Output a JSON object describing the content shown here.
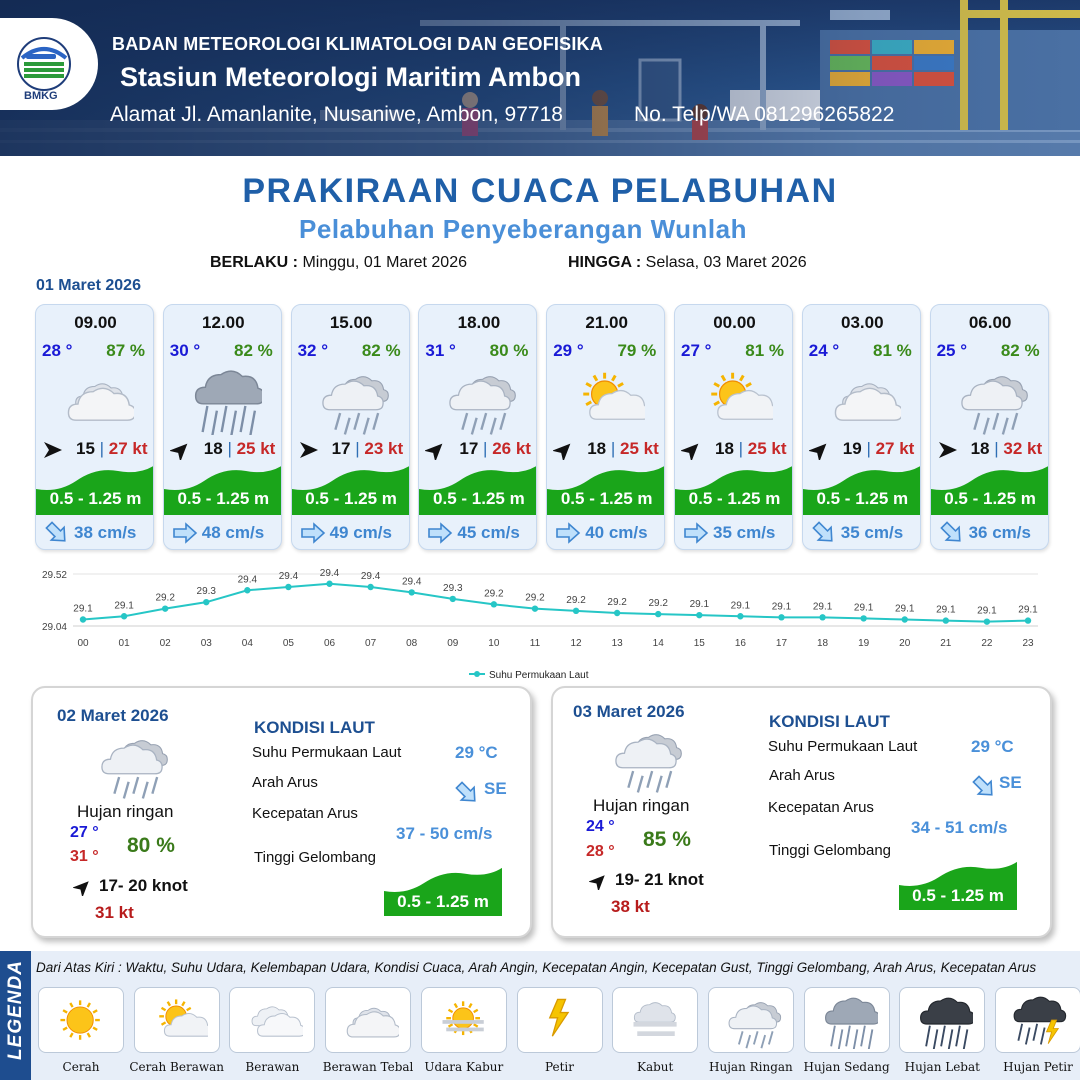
{
  "header": {
    "org": "BADAN METEOROLOGI KLIMATOLOGI DAN GEOFISIKA",
    "station": "Stasiun Meteorologi Maritim Ambon",
    "address": "Alamat Jl. Amanlanite, Nusaniwe, Ambon, 97718",
    "tel": "No. Telp/WA  081296265822",
    "logo_text": "BMKG"
  },
  "title": "PRAKIRAAN CUACA PELABUHAN",
  "subtitle": "Pelabuhan Penyeberangan Wunlah",
  "validity": {
    "from_label": "BERLAKU :",
    "from_value": "Minggu, 01 Maret 2026",
    "to_label": "HINGGA :",
    "to_value": "Selasa, 03 Maret 2026"
  },
  "day1": {
    "date": "01 Maret 2026",
    "hours": [
      {
        "time": "09.00",
        "temp": "28 °",
        "hum": "87 %",
        "icon": "berawan-tebal-icon",
        "wind_dir": "E",
        "wind": "15",
        "gust": "27 kt",
        "wave": "0.5 - 1.25 m",
        "cur_dir": "SE",
        "current": "38 cm/s"
      },
      {
        "time": "12.00",
        "temp": "30 °",
        "hum": "82 %",
        "icon": "hujan-sedang-icon",
        "wind_dir": "NE",
        "wind": "18",
        "gust": "25 kt",
        "wave": "0.5 - 1.25 m",
        "cur_dir": "E",
        "current": "48 cm/s"
      },
      {
        "time": "15.00",
        "temp": "32 °",
        "hum": "82 %",
        "icon": "hujan-ringan-icon",
        "wind_dir": "E",
        "wind": "17",
        "gust": "23 kt",
        "wave": "0.5 - 1.25 m",
        "cur_dir": "E",
        "current": "49 cm/s"
      },
      {
        "time": "18.00",
        "temp": "31 °",
        "hum": "80 %",
        "icon": "hujan-ringan-icon",
        "wind_dir": "NE",
        "wind": "17",
        "gust": "26 kt",
        "wave": "0.5 - 1.25 m",
        "cur_dir": "E",
        "current": "45 cm/s"
      },
      {
        "time": "21.00",
        "temp": "29 °",
        "hum": "79 %",
        "icon": "cerah-berawan-icon",
        "wind_dir": "NE",
        "wind": "18",
        "gust": "25 kt",
        "wave": "0.5 - 1.25 m",
        "cur_dir": "E",
        "current": "40 cm/s"
      },
      {
        "time": "00.00",
        "temp": "27 °",
        "hum": "81 %",
        "icon": "cerah-berawan-icon",
        "wind_dir": "NE",
        "wind": "18",
        "gust": "25 kt",
        "wave": "0.5 - 1.25 m",
        "cur_dir": "E",
        "current": "35 cm/s"
      },
      {
        "time": "03.00",
        "temp": "24 °",
        "hum": "81 %",
        "icon": "berawan-tebal-icon",
        "wind_dir": "NE",
        "wind": "19",
        "gust": "27 kt",
        "wave": "0.5 - 1.25 m",
        "cur_dir": "SE",
        "current": "35 cm/s"
      },
      {
        "time": "06.00",
        "temp": "25 °",
        "hum": "82 %",
        "icon": "hujan-ringan-icon",
        "wind_dir": "E",
        "wind": "18",
        "gust": "32 kt",
        "wave": "0.5 - 1.25 m",
        "cur_dir": "SE",
        "current": "36 cm/s"
      }
    ]
  },
  "chart_data": {
    "type": "line",
    "series": [
      {
        "name": "Suhu Permukaan Laut",
        "values": [
          29.1,
          29.1,
          29.2,
          29.3,
          29.4,
          29.4,
          29.4,
          29.4,
          29.4,
          29.3,
          29.2,
          29.2,
          29.2,
          29.2,
          29.2,
          29.1,
          29.1,
          29.1,
          29.1,
          29.1,
          29.1,
          29.1,
          29.1,
          29.1
        ]
      }
    ],
    "actual": [
      29.1,
      29.13,
      29.2,
      29.26,
      29.37,
      29.4,
      29.43,
      29.4,
      29.35,
      29.29,
      29.24,
      29.2,
      29.18,
      29.16,
      29.15,
      29.14,
      29.13,
      29.12,
      29.12,
      29.11,
      29.1,
      29.09,
      29.08,
      29.09
    ],
    "categories": [
      "00",
      "01",
      "02",
      "03",
      "04",
      "05",
      "06",
      "07",
      "08",
      "09",
      "10",
      "11",
      "12",
      "13",
      "14",
      "15",
      "16",
      "17",
      "18",
      "19",
      "20",
      "21",
      "22",
      "23"
    ],
    "ylim": [
      29.04,
      29.52
    ],
    "yticks": [
      "29.52",
      "29.04"
    ],
    "color": "#26c6c6",
    "legend": "bottom"
  },
  "days": [
    {
      "date": "02 Maret 2026",
      "icon": "hujan-ringan-icon",
      "condition": "Hujan ringan",
      "tmin": "27 °",
      "tmax": "31 °",
      "hum": "80 %",
      "wind": "17- 20 knot",
      "gust": "31 kt",
      "sea_head": "KONDISI LAUT",
      "sst_label": "Suhu Permukaan Laut",
      "sst": "29 °C",
      "dir_label": "Arah Arus",
      "dir": "SE",
      "speed_label": "Kecepatan Arus",
      "speed": "37 - 50 cm/s",
      "wave_label": "Tinggi Gelombang",
      "wave": "0.5 - 1.25 m"
    },
    {
      "date": "03 Maret 2026",
      "icon": "hujan-ringan-icon",
      "condition": "Hujan ringan",
      "tmin": "24 °",
      "tmax": "28 °",
      "hum": "85 %",
      "wind": "19- 21 knot",
      "gust": "38 kt",
      "sea_head": "KONDISI LAUT",
      "sst_label": "Suhu Permukaan Laut",
      "sst": "29 °C",
      "dir_label": "Arah Arus",
      "dir": "SE",
      "speed_label": "Kecepatan Arus",
      "speed": "34 - 51 cm/s",
      "wave_label": "Tinggi Gelombang",
      "wave": "0.5 - 1.25 m"
    }
  ],
  "legend": {
    "tab": "LEGENDA",
    "description": "Dari Atas Kiri : Waktu, Suhu Udara, Kelembapan Udara, Kondisi Cuaca, Arah Angin, Kecepatan Angin, Kecepatan Gust, Tinggi Gelombang, Arah Arus, Kecepatan Arus",
    "items": [
      {
        "name": "Cerah",
        "icon": "cerah-icon"
      },
      {
        "name": "Cerah Berawan",
        "icon": "cerah-berawan-icon"
      },
      {
        "name": "Berawan",
        "icon": "berawan-icon"
      },
      {
        "name": "Berawan Tebal",
        "icon": "berawan-tebal-icon"
      },
      {
        "name": "Udara Kabur",
        "icon": "udara-kabur-icon"
      },
      {
        "name": "Petir",
        "icon": "petir-icon"
      },
      {
        "name": "Kabut",
        "icon": "kabut-icon"
      },
      {
        "name": "Hujan Ringan",
        "icon": "hujan-ringan-icon"
      },
      {
        "name": "Hujan Sedang",
        "icon": "hujan-sedang-icon"
      },
      {
        "name": "Hujan Lebat",
        "icon": "hujan-lebat-icon"
      },
      {
        "name": "Hujan Petir",
        "icon": "hujan-petir-icon"
      }
    ]
  },
  "colors": {
    "title": "#1f5fa8",
    "wave": "#1aa51a",
    "temp": "#1a1ad6",
    "humidity": "#3a8a1a",
    "gust": "#c62828",
    "current": "#3f86d0"
  }
}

§ EXERCISE: All entries are to be retyped exactly. Omit any embedded images.

§ RESULT FOR THIS TASK:
Output a JSON object describing the content shown here.
{
  "header": {
    "org": "BADAN METEOROLOGI KLIMATOLOGI DAN GEOFISIKA",
    "station": "Stasiun Meteorologi Maritim Ambon",
    "address": "Alamat Jl. Amanlanite, Nusaniwe, Ambon, 97718",
    "tel": "No. Telp/WA  081296265822",
    "logo_text": "BMKG"
  },
  "title": "PRAKIRAAN CUACA PELABUHAN",
  "subtitle": "Pelabuhan Penyeberangan Wunlah",
  "validity": {
    "from_label": "BERLAKU :",
    "from_value": "Minggu, 01 Maret 2026",
    "to_label": "HINGGA :",
    "to_value": "Selasa, 03 Maret 2026"
  },
  "day1": {
    "date": "01 Maret 2026",
    "hours": [
      {
        "time": "09.00",
        "temp": "28 °",
        "hum": "87 %",
        "icon": "berawan-tebal-icon",
        "wind_dir": "E",
        "wind": "15",
        "gust": "27 kt",
        "wave": "0.5 - 1.25 m",
        "cur_dir": "SE",
        "current": "38 cm/s"
      },
      {
        "time": "12.00",
        "temp": "30 °",
        "hum": "82 %",
        "icon": "hujan-sedang-icon",
        "wind_dir": "NE",
        "wind": "18",
        "gust": "25 kt",
        "wave": "0.5 - 1.25 m",
        "cur_dir": "E",
        "current": "48 cm/s"
      },
      {
        "time": "15.00",
        "temp": "32 °",
        "hum": "82 %",
        "icon": "hujan-ringan-icon",
        "wind_dir": "E",
        "wind": "17",
        "gust": "23 kt",
        "wave": "0.5 - 1.25 m",
        "cur_dir": "E",
        "current": "49 cm/s"
      },
      {
        "time": "18.00",
        "temp": "31 °",
        "hum": "80 %",
        "icon": "hujan-ringan-icon",
        "wind_dir": "NE",
        "wind": "17",
        "gust": "26 kt",
        "wave": "0.5 - 1.25 m",
        "cur_dir": "E",
        "current": "45 cm/s"
      },
      {
        "time": "21.00",
        "temp": "29 °",
        "hum": "79 %",
        "icon": "cerah-berawan-icon",
        "wind_dir": "NE",
        "wind": "18",
        "gust": "25 kt",
        "wave": "0.5 - 1.25 m",
        "cur_dir": "E",
        "current": "40 cm/s"
      },
      {
        "time": "00.00",
        "temp": "27 °",
        "hum": "81 %",
        "icon": "cerah-berawan-icon",
        "wind_dir": "NE",
        "wind": "18",
        "gust": "25 kt",
        "wave": "0.5 - 1.25 m",
        "cur_dir": "E",
        "current": "35 cm/s"
      },
      {
        "time": "03.00",
        "temp": "24 °",
        "hum": "81 %",
        "icon": "berawan-tebal-icon",
        "wind_dir": "NE",
        "wind": "19",
        "gust": "27 kt",
        "wave": "0.5 - 1.25 m",
        "cur_dir": "SE",
        "current": "35 cm/s"
      },
      {
        "time": "06.00",
        "temp": "25 °",
        "hum": "82 %",
        "icon": "hujan-ringan-icon",
        "wind_dir": "E",
        "wind": "18",
        "gust": "32 kt",
        "wave": "0.5 - 1.25 m",
        "cur_dir": "SE",
        "current": "36 cm/s"
      }
    ]
  },
  "chart_data": {
    "type": "line",
    "series": [
      {
        "name": "Suhu Permukaan Laut",
        "values": [
          29.1,
          29.1,
          29.2,
          29.3,
          29.4,
          29.4,
          29.4,
          29.4,
          29.4,
          29.3,
          29.2,
          29.2,
          29.2,
          29.2,
          29.2,
          29.1,
          29.1,
          29.1,
          29.1,
          29.1,
          29.1,
          29.1,
          29.1,
          29.1
        ]
      }
    ],
    "actual": [
      29.1,
      29.13,
      29.2,
      29.26,
      29.37,
      29.4,
      29.43,
      29.4,
      29.35,
      29.29,
      29.24,
      29.2,
      29.18,
      29.16,
      29.15,
      29.14,
      29.13,
      29.12,
      29.12,
      29.11,
      29.1,
      29.09,
      29.08,
      29.09
    ],
    "categories": [
      "00",
      "01",
      "02",
      "03",
      "04",
      "05",
      "06",
      "07",
      "08",
      "09",
      "10",
      "11",
      "12",
      "13",
      "14",
      "15",
      "16",
      "17",
      "18",
      "19",
      "20",
      "21",
      "22",
      "23"
    ],
    "ylim": [
      29.04,
      29.52
    ],
    "yticks": [
      "29.52",
      "29.04"
    ],
    "color": "#26c6c6",
    "legend": "bottom"
  },
  "days": [
    {
      "date": "02 Maret 2026",
      "icon": "hujan-ringan-icon",
      "condition": "Hujan ringan",
      "tmin": "27 °",
      "tmax": "31 °",
      "hum": "80 %",
      "wind": "17- 20 knot",
      "gust": "31 kt",
      "sea_head": "KONDISI LAUT",
      "sst_label": "Suhu Permukaan Laut",
      "sst": "29 °C",
      "dir_label": "Arah Arus",
      "dir": "SE",
      "speed_label": "Kecepatan Arus",
      "speed": "37 - 50 cm/s",
      "wave_label": "Tinggi Gelombang",
      "wave": "0.5 - 1.25 m"
    },
    {
      "date": "03 Maret 2026",
      "icon": "hujan-ringan-icon",
      "condition": "Hujan ringan",
      "tmin": "24 °",
      "tmax": "28 °",
      "hum": "85 %",
      "wind": "19- 21 knot",
      "gust": "38 kt",
      "sea_head": "KONDISI LAUT",
      "sst_label": "Suhu Permukaan Laut",
      "sst": "29 °C",
      "dir_label": "Arah Arus",
      "dir": "SE",
      "speed_label": "Kecepatan Arus",
      "speed": "34 - 51 cm/s",
      "wave_label": "Tinggi Gelombang",
      "wave": "0.5 - 1.25 m"
    }
  ],
  "legend": {
    "tab": "LEGENDA",
    "description": "Dari Atas Kiri : Waktu, Suhu Udara, Kelembapan Udara, Kondisi Cuaca, Arah Angin, Kecepatan Angin, Kecepatan Gust, Tinggi Gelombang, Arah Arus, Kecepatan Arus",
    "items": [
      {
        "name": "Cerah",
        "icon": "cerah-icon"
      },
      {
        "name": "Cerah Berawan",
        "icon": "cerah-berawan-icon"
      },
      {
        "name": "Berawan",
        "icon": "berawan-icon"
      },
      {
        "name": "Berawan Tebal",
        "icon": "berawan-tebal-icon"
      },
      {
        "name": "Udara Kabur",
        "icon": "udara-kabur-icon"
      },
      {
        "name": "Petir",
        "icon": "petir-icon"
      },
      {
        "name": "Kabut",
        "icon": "kabut-icon"
      },
      {
        "name": "Hujan Ringan",
        "icon": "hujan-ringan-icon"
      },
      {
        "name": "Hujan Sedang",
        "icon": "hujan-sedang-icon"
      },
      {
        "name": "Hujan Lebat",
        "icon": "hujan-lebat-icon"
      },
      {
        "name": "Hujan Petir",
        "icon": "hujan-petir-icon"
      }
    ]
  },
  "colors": {
    "title": "#1f5fa8",
    "wave": "#1aa51a",
    "temp": "#1a1ad6",
    "humidity": "#3a8a1a",
    "gust": "#c62828",
    "current": "#3f86d0"
  }
}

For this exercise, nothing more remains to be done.